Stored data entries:
━━━━━━

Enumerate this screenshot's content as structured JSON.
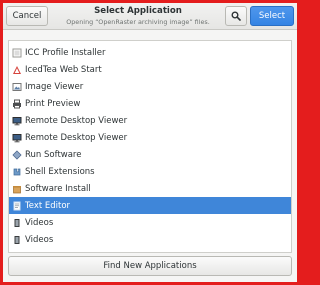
{
  "header": {
    "cancel_label": "Cancel",
    "title": "Select Application",
    "subtitle": "Opening “OpenRaster archiving image” files.",
    "select_label": "Select"
  },
  "apps": [
    {
      "label": "ICC Profile Installer",
      "icon": "icc-profile-icon"
    },
    {
      "label": "IcedTea Web Start",
      "icon": "icedtea-icon"
    },
    {
      "label": "Image Viewer",
      "icon": "image-viewer-icon"
    },
    {
      "label": "Print Preview",
      "icon": "print-preview-icon"
    },
    {
      "label": "Remote Desktop Viewer",
      "icon": "remote-desktop-icon"
    },
    {
      "label": "Remote Desktop Viewer",
      "icon": "remote-desktop-icon"
    },
    {
      "label": "Run Software",
      "icon": "run-software-icon"
    },
    {
      "label": "Shell Extensions",
      "icon": "shell-extensions-icon"
    },
    {
      "label": "Software Install",
      "icon": "software-install-icon"
    },
    {
      "label": "Text Editor",
      "icon": "text-editor-icon",
      "selected": true
    },
    {
      "label": "Videos",
      "icon": "videos-icon"
    },
    {
      "label": "Videos",
      "icon": "videos-icon"
    }
  ],
  "footer": {
    "find_label": "Find New Applications"
  },
  "colors": {
    "accent": "#3584e4",
    "selection": "#3f86d9",
    "frame": "#e41d1d"
  }
}
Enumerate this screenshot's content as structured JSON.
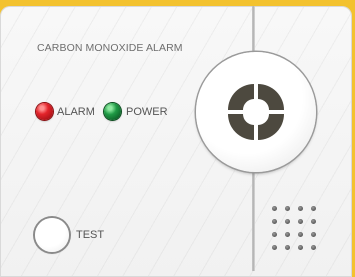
{
  "device": {
    "title": "CARBON MONOXIDE ALARM",
    "alarm_label": "ALARM",
    "power_label": "POWER",
    "test_label": "TEST",
    "colors": {
      "background": "#f3c22f",
      "alarm_led": "#e3242b",
      "power_led": "#1f9a45",
      "icon": "#4d493f"
    },
    "icons": {
      "center_button": "four-segment-ring-icon",
      "speaker": "speaker-grille-icon"
    }
  }
}
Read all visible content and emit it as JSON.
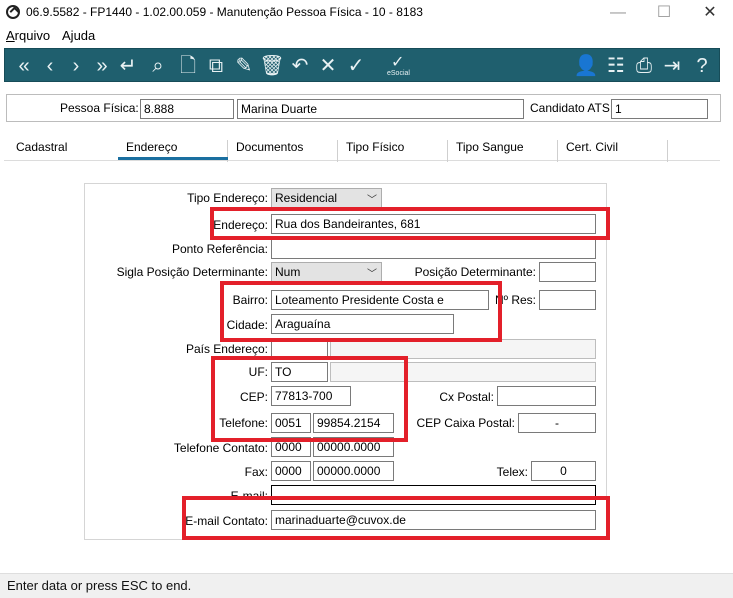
{
  "window": {
    "title": "06.9.5582 - FP1440 - 1.02.00.059 - Manutenção Pessoa Física - 10 - 8183",
    "minimize": "—",
    "maximize": "☐",
    "close": "✕"
  },
  "menu": {
    "items": [
      {
        "label": "Arquivo",
        "accel_index": 0
      },
      {
        "label": "Ajuda",
        "accel_index": 1
      }
    ]
  },
  "toolbar": {
    "buttons": [
      {
        "name": "first-record-icon",
        "glyph": "«"
      },
      {
        "name": "previous-record-icon",
        "glyph": "‹"
      },
      {
        "name": "next-record-icon",
        "glyph": "›"
      },
      {
        "name": "last-record-icon",
        "glyph": "»"
      },
      {
        "name": "return-icon",
        "glyph": "↵"
      },
      {
        "name": "search-icon",
        "glyph": "⌕"
      },
      {
        "name": "new-document-icon",
        "glyph": "🗋"
      },
      {
        "name": "copy-icon",
        "glyph": "⧉"
      },
      {
        "name": "edit-document-icon",
        "glyph": "✎"
      },
      {
        "name": "delete-icon",
        "glyph": "🗑"
      },
      {
        "name": "undo-icon",
        "glyph": "↶"
      },
      {
        "name": "cancel-icon",
        "glyph": "✕"
      },
      {
        "name": "confirm-icon",
        "glyph": "✓"
      }
    ],
    "esocial_label": "eSocial",
    "right_buttons": [
      {
        "name": "user-icon",
        "glyph": "👤"
      },
      {
        "name": "tree-icon",
        "glyph": "☷"
      },
      {
        "name": "print-icon",
        "glyph": "⎙"
      },
      {
        "name": "exit-icon",
        "glyph": "⇥"
      },
      {
        "name": "help-icon",
        "glyph": "?"
      }
    ]
  },
  "header": {
    "pessoa_fisica_label": "Pessoa Física:",
    "pessoa_fisica_code": "8.888",
    "pessoa_fisica_name": "Marina Duarte",
    "candidato_label": "Candidato ATS:",
    "candidato_value": "1"
  },
  "tabs": [
    "Cadastral",
    "Endereço",
    "Documentos",
    "Tipo Físico",
    "Tipo Sangue",
    "Cert. Civil"
  ],
  "active_tab": "Endereço",
  "form": {
    "tipo_endereco_label": "Tipo Endereço:",
    "tipo_endereco_value": "Residencial",
    "endereco_label": "Endereço:",
    "endereco_value": "Rua dos Bandeirantes, 681",
    "ponto_referencia_label": "Ponto Referência:",
    "ponto_referencia_value": "",
    "sigla_posicao_label": "Sigla Posição Determinante:",
    "sigla_posicao_value": "Num",
    "posicao_det_label": "Posição Determinante:",
    "posicao_det_value": "",
    "bairro_label": "Bairro:",
    "bairro_value": "Loteamento Presidente Costa e",
    "nres_label": "Nº Res:",
    "nres_value": "",
    "cidade_label": "Cidade:",
    "cidade_value": "Araguaína",
    "pais_label": "País Endereço:",
    "pais_value": "",
    "uf_label": "UF:",
    "uf_value": "TO",
    "cep_label": "CEP:",
    "cep_value": "77813-700",
    "cx_postal_label": "Cx Postal:",
    "cx_postal_value": "",
    "telefone_label": "Telefone:",
    "telefone_ddd": "0051",
    "telefone_num": "99854.2154",
    "cep_cx_label": "CEP Caixa Postal:",
    "cep_cx_value": "-",
    "tel_contato_label": "Telefone Contato:",
    "tel_contato_ddd": "0000",
    "tel_contato_num": "00000.0000",
    "fax_label": "Fax:",
    "fax_ddd": "0000",
    "fax_num": "00000.0000",
    "telex_label": "Telex:",
    "telex_value": "0",
    "email_label": "E-mail:",
    "email_value": "",
    "email_contato_label": "E-mail Contato:",
    "email_contato_value": "marinaduarte@cuvox.de"
  },
  "status": {
    "text": "Enter data or press ESC to end."
  },
  "colors": {
    "toolbar_bg": "#1f5f6e",
    "highlight": "#e3202a",
    "tab_active": "#1a6fa0"
  }
}
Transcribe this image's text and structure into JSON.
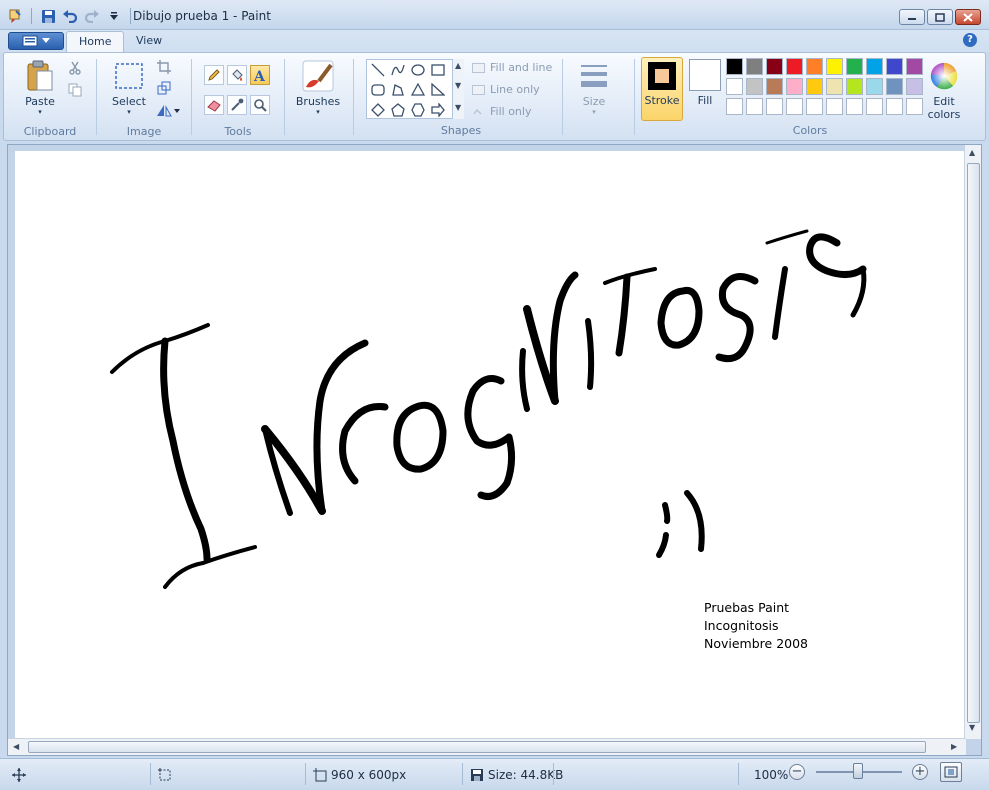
{
  "window": {
    "title": "Dibujo prueba 1 - Paint"
  },
  "tabs": [
    {
      "label": "Home",
      "active": true
    },
    {
      "label": "View",
      "active": false
    }
  ],
  "ribbon": {
    "clipboard": {
      "group_label": "Clipboard",
      "paste_label": "Paste"
    },
    "image": {
      "group_label": "Image",
      "select_label": "Select"
    },
    "tools": {
      "group_label": "Tools"
    },
    "brushes": {
      "label": "Brushes"
    },
    "shapes": {
      "group_label": "Shapes",
      "fill_and_line": "Fill and line",
      "line_only": "Line only",
      "fill_only": "Fill only"
    },
    "size": {
      "label": "Size"
    },
    "colors": {
      "group_label": "Colors",
      "stroke_label": "Stroke",
      "fill_label": "Fill",
      "edit_colors_line1": "Edit",
      "edit_colors_line2": "colors",
      "stroke_color": "#000000",
      "stroke_inner": "#f7c99a",
      "fill_color": "#ffffff",
      "palette_row1": [
        "#000000",
        "#7f7f7f",
        "#880015",
        "#ed1c24",
        "#ff7f27",
        "#fff200",
        "#22b14c",
        "#00a2e8",
        "#3f48cc",
        "#a349a4"
      ],
      "palette_row2": [
        "#ffffff",
        "#c3c3c3",
        "#b97a57",
        "#ffaec9",
        "#ffc90e",
        "#efe4b0",
        "#b5e61d",
        "#99d9ea",
        "#7092be",
        "#c8bfe7"
      ],
      "palette_row3": [
        "#ffffff",
        "#ffffff",
        "#ffffff",
        "#ffffff",
        "#ffffff",
        "#ffffff",
        "#ffffff",
        "#ffffff",
        "#ffffff",
        "#ffffff"
      ]
    }
  },
  "canvas": {
    "drawing_text": "INCOGNITOSIS",
    "smiley": ";)",
    "note_lines": [
      "Pruebas Paint",
      "Incognitosis",
      "Noviembre 2008"
    ]
  },
  "status": {
    "dimensions": "960 x 600px",
    "file_size": "Size: 44.8KB",
    "zoom": "100%"
  }
}
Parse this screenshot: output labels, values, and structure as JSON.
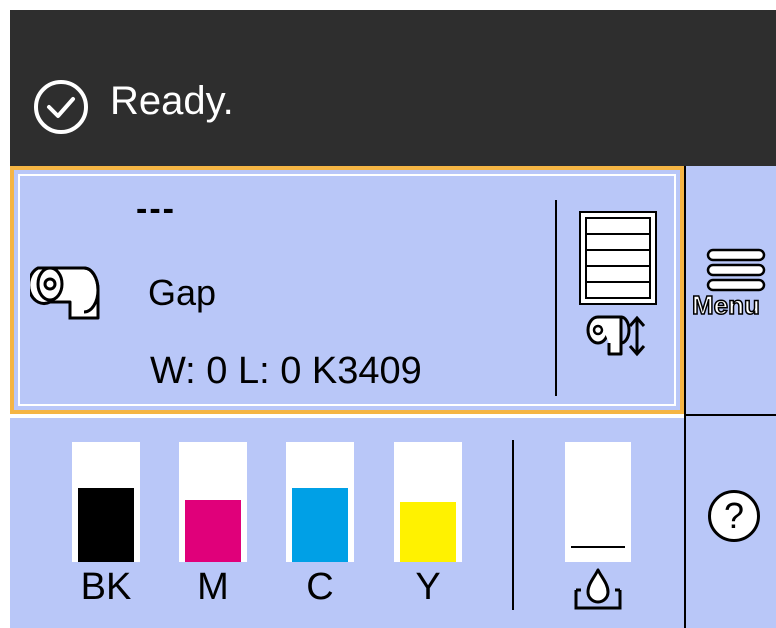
{
  "status": {
    "text": "Ready.",
    "icon": "check-circle-icon"
  },
  "media": {
    "line1": "---",
    "type": "Gap",
    "size": "W: 0 L: 0 K3409",
    "roll_icon": "paper-roll-icon",
    "stack_icon": "paper-stack-icon",
    "feed_icon": "feed-adjust-icon"
  },
  "menu": {
    "label": "Menu",
    "icon": "hamburger-icon"
  },
  "inks": [
    {
      "label": "BK",
      "color": "#000000",
      "level": 0.74
    },
    {
      "label": "M",
      "color": "#e0007a",
      "level": 0.62
    },
    {
      "label": "C",
      "color": "#00a0e6",
      "level": 0.74
    },
    {
      "label": "Y",
      "color": "#fff200",
      "level": 0.6
    }
  ],
  "maintenance": {
    "icon": "maintenance-box-icon",
    "level": 0.13
  },
  "help": {
    "label": "?"
  },
  "colors": {
    "panel": "#b9c7f8",
    "status_bar": "#2e2e2e",
    "focus_border": "#f5b544"
  }
}
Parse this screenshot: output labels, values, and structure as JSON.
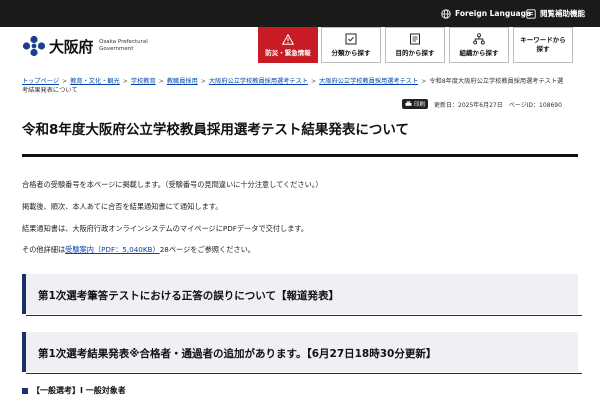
{
  "topbar": {
    "foreign_language": "Foreign Language",
    "reading_support": "閲覧補助機能",
    "bg_color": "#1a1a1a"
  },
  "header": {
    "logo_name": "大阪府",
    "logo_sub_line1": "Osaka Prefectural",
    "logo_sub_line2": "Government",
    "logo_icon": "osaka-prefecture-emblem-icon",
    "nav": {
      "disaster": "防災・緊急情報",
      "by_category": "分類から探す",
      "by_purpose": "目的から探す",
      "by_organization": "組織から探す",
      "keyword_line1": "キーワードから",
      "keyword_line2": "探す"
    },
    "accent_red": "#c91b24"
  },
  "breadcrumb": {
    "items": [
      "トップページ",
      "教育・文化・観光",
      "学校教育",
      "教職員採用",
      "大阪府公立学校教員採用選考テスト",
      "大阪府公立学校教員採用選考テスト"
    ],
    "current_line1": "令和8年度大阪府公立学校教員採用選考テスト選",
    "current_line2": "考結果発表について",
    "separator": ">"
  },
  "meta": {
    "print_label": "印刷",
    "updated": "更新日：2025年6月27日",
    "page_id": "ページID：108690"
  },
  "page": {
    "title": "令和8年度大阪府公立学校教員採用選考テスト結果発表について",
    "paragraphs": {
      "p1": "合格者の受験番号を本ページに掲載します。（受験番号の見間違いに十分注意してください。）",
      "p2": "掲載後、順次、本人あてに合否を結果通知書にて通知します。",
      "p3": "結果通知書は、大阪府行政オンラインシステムのマイページにPDFデータで交付します。",
      "p4_before": "その他詳細は",
      "p4_link": "受験案内（PDF：5,040KB）",
      "p4_after": "28ページをご参照ください。"
    },
    "notices": {
      "n1": "第1次選考筆答テストにおける正答の誤りについて【報道発表】",
      "n2": "第1次選考結果発表※合格者・通過者の追加があります。【6月27日18時30分更新】"
    },
    "subhead": "【一般選考】Ⅰ 一般対象者",
    "accent_navy": "#1b2f6a"
  }
}
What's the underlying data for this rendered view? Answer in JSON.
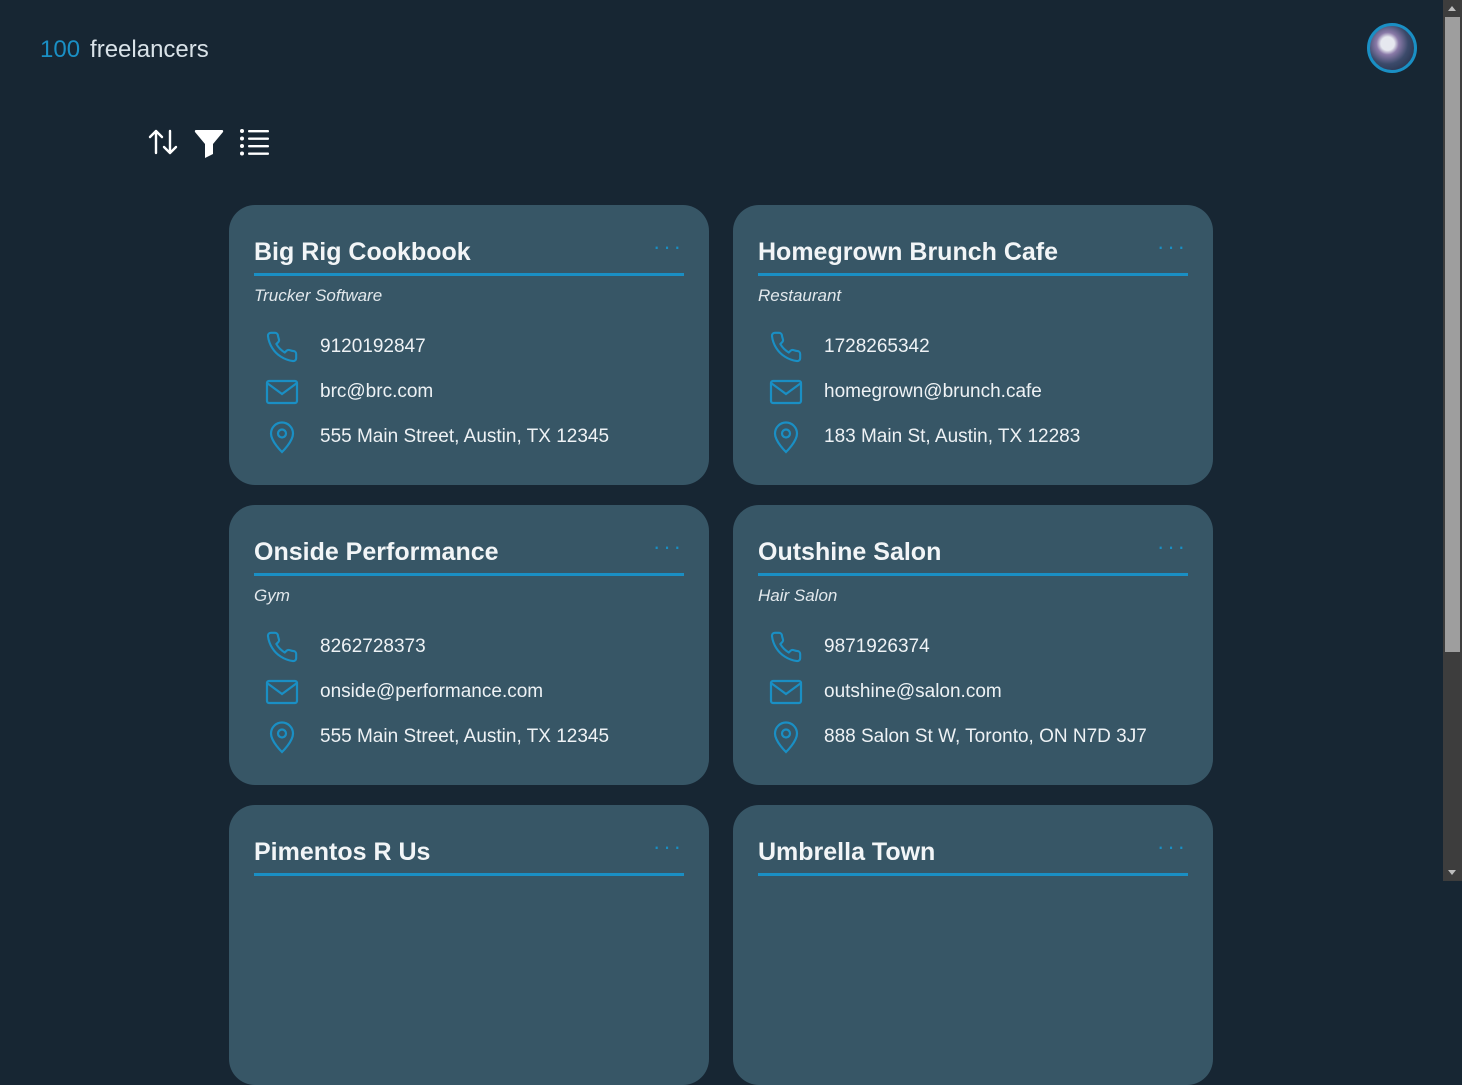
{
  "header": {
    "count": "100",
    "label": "freelancers"
  },
  "toolbar": {
    "sort_icon": "sort-icon",
    "filter_icon": "filter-icon",
    "list_icon": "list-icon"
  },
  "colors": {
    "background": "#172633",
    "card": "#375666",
    "accent": "#1a8fc4"
  },
  "cards": [
    {
      "title": "Big Rig Cookbook",
      "type": "Trucker Software",
      "phone": "9120192847",
      "email": "brc@brc.com",
      "address": "555 Main Street, Austin, TX 12345"
    },
    {
      "title": "Homegrown Brunch Cafe",
      "type": "Restaurant",
      "phone": "1728265342",
      "email": "homegrown@brunch.cafe",
      "address": "183 Main St, Austin, TX 12283"
    },
    {
      "title": "Onside Performance",
      "type": "Gym",
      "phone": "8262728373",
      "email": "onside@performance.com",
      "address": "555 Main Street, Austin, TX 12345"
    },
    {
      "title": "Outshine Salon",
      "type": "Hair Salon",
      "phone": "9871926374",
      "email": "outshine@salon.com",
      "address": "888 Salon St W, Toronto, ON N7D 3J7"
    },
    {
      "title": "Pimentos R Us",
      "type": "",
      "phone": "",
      "email": "",
      "address": ""
    },
    {
      "title": "Umbrella Town",
      "type": "",
      "phone": "",
      "email": "",
      "address": ""
    }
  ],
  "more_label": "···"
}
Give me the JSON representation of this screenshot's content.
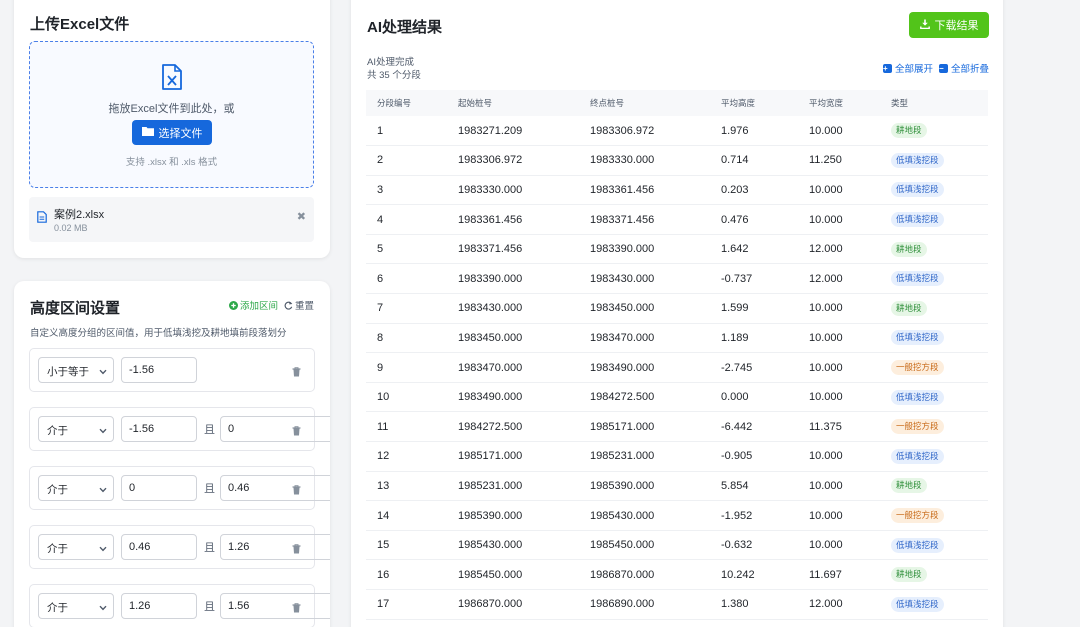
{
  "upload": {
    "title": "上传Excel文件",
    "drop_text": "拖放Excel文件到此处，或",
    "choose_button": "选择文件",
    "hint": "支持 .xlsx 和 .xls 格式",
    "file": {
      "name": "案例2.xlsx",
      "size": "0.02 MB"
    },
    "remove_glyph": "✖"
  },
  "range_settings": {
    "title": "高度区间设置",
    "add_label": "添加区间",
    "reset_label": "重置",
    "description": "自定义高度分组的区间值，用于低填浅挖及耕地填前段落划分",
    "and_label": "且",
    "items": [
      {
        "operator": "小于等于",
        "value1": "-1.56",
        "value2": ""
      },
      {
        "operator": "介于",
        "value1": "-1.56",
        "value2": "0"
      },
      {
        "operator": "介于",
        "value1": "0",
        "value2": "0.46"
      },
      {
        "operator": "介于",
        "value1": "0.46",
        "value2": "1.26"
      },
      {
        "operator": "介于",
        "value1": "1.26",
        "value2": "1.56"
      }
    ]
  },
  "results": {
    "title": "AI处理结果",
    "download_label": "下载结果",
    "status": "AI处理完成",
    "count": "共 35 个分段",
    "expand_all": "全部展开",
    "collapse_all": "全部折叠",
    "columns": [
      "分段编号",
      "起始桩号",
      "终点桩号",
      "平均高度",
      "平均宽度",
      "类型"
    ],
    "rows": [
      [
        "1",
        "1983271.209",
        "1983306.972",
        "1.976",
        "10.000",
        "耕地段"
      ],
      [
        "2",
        "1983306.972",
        "1983330.000",
        "0.714",
        "11.250",
        "低填浅挖段"
      ],
      [
        "3",
        "1983330.000",
        "1983361.456",
        "0.203",
        "10.000",
        "低填浅挖段"
      ],
      [
        "4",
        "1983361.456",
        "1983371.456",
        "0.476",
        "10.000",
        "低填浅挖段"
      ],
      [
        "5",
        "1983371.456",
        "1983390.000",
        "1.642",
        "12.000",
        "耕地段"
      ],
      [
        "6",
        "1983390.000",
        "1983430.000",
        "-0.737",
        "12.000",
        "低填浅挖段"
      ],
      [
        "7",
        "1983430.000",
        "1983450.000",
        "1.599",
        "10.000",
        "耕地段"
      ],
      [
        "8",
        "1983450.000",
        "1983470.000",
        "1.189",
        "10.000",
        "低填浅挖段"
      ],
      [
        "9",
        "1983470.000",
        "1983490.000",
        "-2.745",
        "10.000",
        "一般挖方段"
      ],
      [
        "10",
        "1983490.000",
        "1984272.500",
        "0.000",
        "10.000",
        "低填浅挖段"
      ],
      [
        "11",
        "1984272.500",
        "1985171.000",
        "-6.442",
        "11.375",
        "一般挖方段"
      ],
      [
        "12",
        "1985171.000",
        "1985231.000",
        "-0.905",
        "10.000",
        "低填浅挖段"
      ],
      [
        "13",
        "1985231.000",
        "1985390.000",
        "5.854",
        "10.000",
        "耕地段"
      ],
      [
        "14",
        "1985390.000",
        "1985430.000",
        "-1.952",
        "10.000",
        "一般挖方段"
      ],
      [
        "15",
        "1985430.000",
        "1985450.000",
        "-0.632",
        "10.000",
        "低填浅挖段"
      ],
      [
        "16",
        "1985450.000",
        "1986870.000",
        "10.242",
        "11.697",
        "耕地段"
      ],
      [
        "17",
        "1986870.000",
        "1986890.000",
        "1.380",
        "12.000",
        "低填浅挖段"
      ]
    ]
  },
  "colors": {
    "primary_blue": "#1668dc",
    "download_green": "#52c41a",
    "tag_farmland": "#2f8f3a",
    "tag_lowfill": "#2f66c8",
    "tag_cut": "#c86a18"
  }
}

━━━━━━

What this task involves: Where a line of the entries contains the word "Posição", copy that line.

Task answer:
    "sigla_posicao_label": "Sigla Posição Determinante:",
    "posicao_det_label": "Posição Determinante:",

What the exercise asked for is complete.